Problem to work on:
Extract the lines of the records from the very beginning through the line that contains "console-header: Console x (3, 449, 946, 465)", inclusive, and reproduce each one verbatim.

#### Supplied data ####

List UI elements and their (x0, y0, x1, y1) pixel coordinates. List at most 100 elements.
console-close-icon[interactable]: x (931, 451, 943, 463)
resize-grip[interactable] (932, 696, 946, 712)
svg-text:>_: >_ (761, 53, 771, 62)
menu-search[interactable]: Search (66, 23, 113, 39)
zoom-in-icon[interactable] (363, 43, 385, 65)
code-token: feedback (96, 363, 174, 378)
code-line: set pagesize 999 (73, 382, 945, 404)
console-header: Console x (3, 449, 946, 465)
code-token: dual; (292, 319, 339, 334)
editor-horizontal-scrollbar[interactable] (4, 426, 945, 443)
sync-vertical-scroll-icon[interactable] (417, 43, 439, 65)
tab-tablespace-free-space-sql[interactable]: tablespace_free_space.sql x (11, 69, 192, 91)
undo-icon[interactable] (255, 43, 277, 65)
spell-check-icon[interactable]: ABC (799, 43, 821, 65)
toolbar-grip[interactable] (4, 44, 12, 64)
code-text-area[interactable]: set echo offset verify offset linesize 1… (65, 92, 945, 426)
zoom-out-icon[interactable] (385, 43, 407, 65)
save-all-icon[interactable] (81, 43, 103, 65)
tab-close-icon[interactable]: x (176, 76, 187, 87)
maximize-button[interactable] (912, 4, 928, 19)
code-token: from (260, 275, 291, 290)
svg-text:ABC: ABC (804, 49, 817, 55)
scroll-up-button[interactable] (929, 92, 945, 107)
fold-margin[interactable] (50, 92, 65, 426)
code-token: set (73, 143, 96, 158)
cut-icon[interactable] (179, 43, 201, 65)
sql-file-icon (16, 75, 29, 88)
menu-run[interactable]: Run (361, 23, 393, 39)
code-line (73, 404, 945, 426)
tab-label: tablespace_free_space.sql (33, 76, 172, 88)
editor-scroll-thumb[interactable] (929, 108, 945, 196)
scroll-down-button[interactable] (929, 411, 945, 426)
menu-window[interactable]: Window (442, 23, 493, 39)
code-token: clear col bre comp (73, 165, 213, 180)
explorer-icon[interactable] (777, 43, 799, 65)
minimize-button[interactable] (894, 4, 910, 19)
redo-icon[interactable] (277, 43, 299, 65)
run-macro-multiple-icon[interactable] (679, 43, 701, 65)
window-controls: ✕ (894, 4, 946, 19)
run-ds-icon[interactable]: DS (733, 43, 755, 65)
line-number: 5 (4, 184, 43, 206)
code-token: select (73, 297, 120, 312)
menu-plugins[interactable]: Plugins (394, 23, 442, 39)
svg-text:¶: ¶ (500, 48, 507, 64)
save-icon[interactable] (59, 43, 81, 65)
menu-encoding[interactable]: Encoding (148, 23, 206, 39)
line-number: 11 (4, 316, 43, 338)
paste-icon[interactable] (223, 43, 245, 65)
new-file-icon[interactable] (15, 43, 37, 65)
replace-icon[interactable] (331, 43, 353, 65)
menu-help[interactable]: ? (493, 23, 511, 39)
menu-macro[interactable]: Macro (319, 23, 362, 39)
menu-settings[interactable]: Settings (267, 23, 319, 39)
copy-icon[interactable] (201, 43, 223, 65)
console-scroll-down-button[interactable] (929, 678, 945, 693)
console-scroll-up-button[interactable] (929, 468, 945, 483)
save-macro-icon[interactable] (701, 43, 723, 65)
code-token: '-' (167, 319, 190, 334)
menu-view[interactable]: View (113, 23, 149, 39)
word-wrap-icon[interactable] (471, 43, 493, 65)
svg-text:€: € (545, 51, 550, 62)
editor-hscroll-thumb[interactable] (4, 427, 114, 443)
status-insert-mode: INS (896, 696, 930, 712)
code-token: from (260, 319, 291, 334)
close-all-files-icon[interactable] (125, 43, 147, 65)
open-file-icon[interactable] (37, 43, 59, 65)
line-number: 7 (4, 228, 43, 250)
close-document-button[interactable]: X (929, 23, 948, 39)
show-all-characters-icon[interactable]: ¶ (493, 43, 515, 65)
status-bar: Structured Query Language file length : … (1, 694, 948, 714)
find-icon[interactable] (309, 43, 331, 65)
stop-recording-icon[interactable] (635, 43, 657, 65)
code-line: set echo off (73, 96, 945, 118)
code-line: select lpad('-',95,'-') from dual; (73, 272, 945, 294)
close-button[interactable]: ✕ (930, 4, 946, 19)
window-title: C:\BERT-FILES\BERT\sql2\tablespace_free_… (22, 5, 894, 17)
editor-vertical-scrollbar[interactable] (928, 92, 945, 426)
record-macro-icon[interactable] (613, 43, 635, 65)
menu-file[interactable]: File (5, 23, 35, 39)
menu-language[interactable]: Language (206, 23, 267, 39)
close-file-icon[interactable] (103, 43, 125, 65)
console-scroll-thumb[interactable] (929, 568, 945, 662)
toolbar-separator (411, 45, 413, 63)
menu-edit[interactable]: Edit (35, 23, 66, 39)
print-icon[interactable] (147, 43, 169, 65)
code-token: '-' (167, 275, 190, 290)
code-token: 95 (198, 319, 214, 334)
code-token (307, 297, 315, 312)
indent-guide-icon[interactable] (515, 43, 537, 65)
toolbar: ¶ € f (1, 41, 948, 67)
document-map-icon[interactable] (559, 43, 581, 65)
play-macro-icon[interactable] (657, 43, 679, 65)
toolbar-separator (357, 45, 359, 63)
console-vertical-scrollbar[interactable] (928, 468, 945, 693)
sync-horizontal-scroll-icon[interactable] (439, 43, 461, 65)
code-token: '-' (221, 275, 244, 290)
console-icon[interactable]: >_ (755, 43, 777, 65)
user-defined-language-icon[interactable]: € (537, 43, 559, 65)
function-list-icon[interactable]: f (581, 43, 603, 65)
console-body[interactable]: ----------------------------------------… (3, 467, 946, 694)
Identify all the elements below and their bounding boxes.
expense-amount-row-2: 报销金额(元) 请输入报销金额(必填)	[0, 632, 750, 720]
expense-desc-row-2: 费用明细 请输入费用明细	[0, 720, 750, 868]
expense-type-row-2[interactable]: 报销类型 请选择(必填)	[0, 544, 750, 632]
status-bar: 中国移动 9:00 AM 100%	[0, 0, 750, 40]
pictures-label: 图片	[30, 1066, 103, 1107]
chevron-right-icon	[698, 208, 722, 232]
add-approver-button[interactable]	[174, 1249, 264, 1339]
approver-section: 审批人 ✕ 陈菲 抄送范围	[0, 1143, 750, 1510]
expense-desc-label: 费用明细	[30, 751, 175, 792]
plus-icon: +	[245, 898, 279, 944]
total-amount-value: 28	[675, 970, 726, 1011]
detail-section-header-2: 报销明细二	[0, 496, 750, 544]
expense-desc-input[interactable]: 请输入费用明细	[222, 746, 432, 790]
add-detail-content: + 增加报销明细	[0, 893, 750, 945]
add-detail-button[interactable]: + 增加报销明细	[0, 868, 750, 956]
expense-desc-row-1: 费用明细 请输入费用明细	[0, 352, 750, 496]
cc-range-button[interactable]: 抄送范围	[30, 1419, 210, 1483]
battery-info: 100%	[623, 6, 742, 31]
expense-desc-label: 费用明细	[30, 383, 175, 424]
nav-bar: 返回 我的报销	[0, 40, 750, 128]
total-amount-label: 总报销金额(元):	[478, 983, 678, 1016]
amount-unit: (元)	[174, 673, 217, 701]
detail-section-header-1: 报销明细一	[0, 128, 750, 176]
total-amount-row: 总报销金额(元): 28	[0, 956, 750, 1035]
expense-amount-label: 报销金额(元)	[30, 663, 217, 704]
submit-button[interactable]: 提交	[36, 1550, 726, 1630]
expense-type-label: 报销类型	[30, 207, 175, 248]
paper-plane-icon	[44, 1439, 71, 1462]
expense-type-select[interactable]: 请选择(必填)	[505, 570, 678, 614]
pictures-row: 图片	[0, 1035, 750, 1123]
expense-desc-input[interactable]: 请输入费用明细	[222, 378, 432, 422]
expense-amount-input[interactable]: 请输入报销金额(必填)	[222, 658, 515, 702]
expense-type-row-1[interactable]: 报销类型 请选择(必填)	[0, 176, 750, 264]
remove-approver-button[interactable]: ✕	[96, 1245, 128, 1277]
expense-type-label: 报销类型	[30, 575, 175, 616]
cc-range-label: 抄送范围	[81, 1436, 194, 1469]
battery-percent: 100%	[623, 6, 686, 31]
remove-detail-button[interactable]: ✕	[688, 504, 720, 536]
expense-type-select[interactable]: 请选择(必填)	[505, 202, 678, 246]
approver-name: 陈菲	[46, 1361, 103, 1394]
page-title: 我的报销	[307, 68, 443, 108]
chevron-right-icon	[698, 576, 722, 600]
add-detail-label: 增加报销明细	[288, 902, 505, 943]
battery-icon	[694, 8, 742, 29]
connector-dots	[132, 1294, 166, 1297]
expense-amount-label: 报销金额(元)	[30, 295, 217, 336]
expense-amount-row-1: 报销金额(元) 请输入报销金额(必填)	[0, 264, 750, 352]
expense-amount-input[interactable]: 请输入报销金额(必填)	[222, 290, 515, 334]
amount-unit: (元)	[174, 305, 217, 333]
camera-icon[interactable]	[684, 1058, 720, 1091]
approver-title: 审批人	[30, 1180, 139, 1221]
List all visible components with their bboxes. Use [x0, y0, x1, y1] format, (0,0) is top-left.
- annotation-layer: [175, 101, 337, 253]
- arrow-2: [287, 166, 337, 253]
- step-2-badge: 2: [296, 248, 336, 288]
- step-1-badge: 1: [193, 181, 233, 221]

####

Task answer:
List UI elements and their (x0, y0, x1, y1) pixel coordinates. List at most 100 elements.
console-close-icon[interactable]: x (931, 451, 943, 463)
resize-grip[interactable] (932, 696, 946, 712)
svg-text:>_: >_ (761, 53, 771, 62)
menu-search[interactable]: Search (66, 23, 113, 39)
zoom-in-icon[interactable] (363, 43, 385, 65)
code-token: feedback (96, 363, 174, 378)
code-line: set pagesize 999 (73, 382, 945, 404)
console-header: Console x (3, 449, 946, 465)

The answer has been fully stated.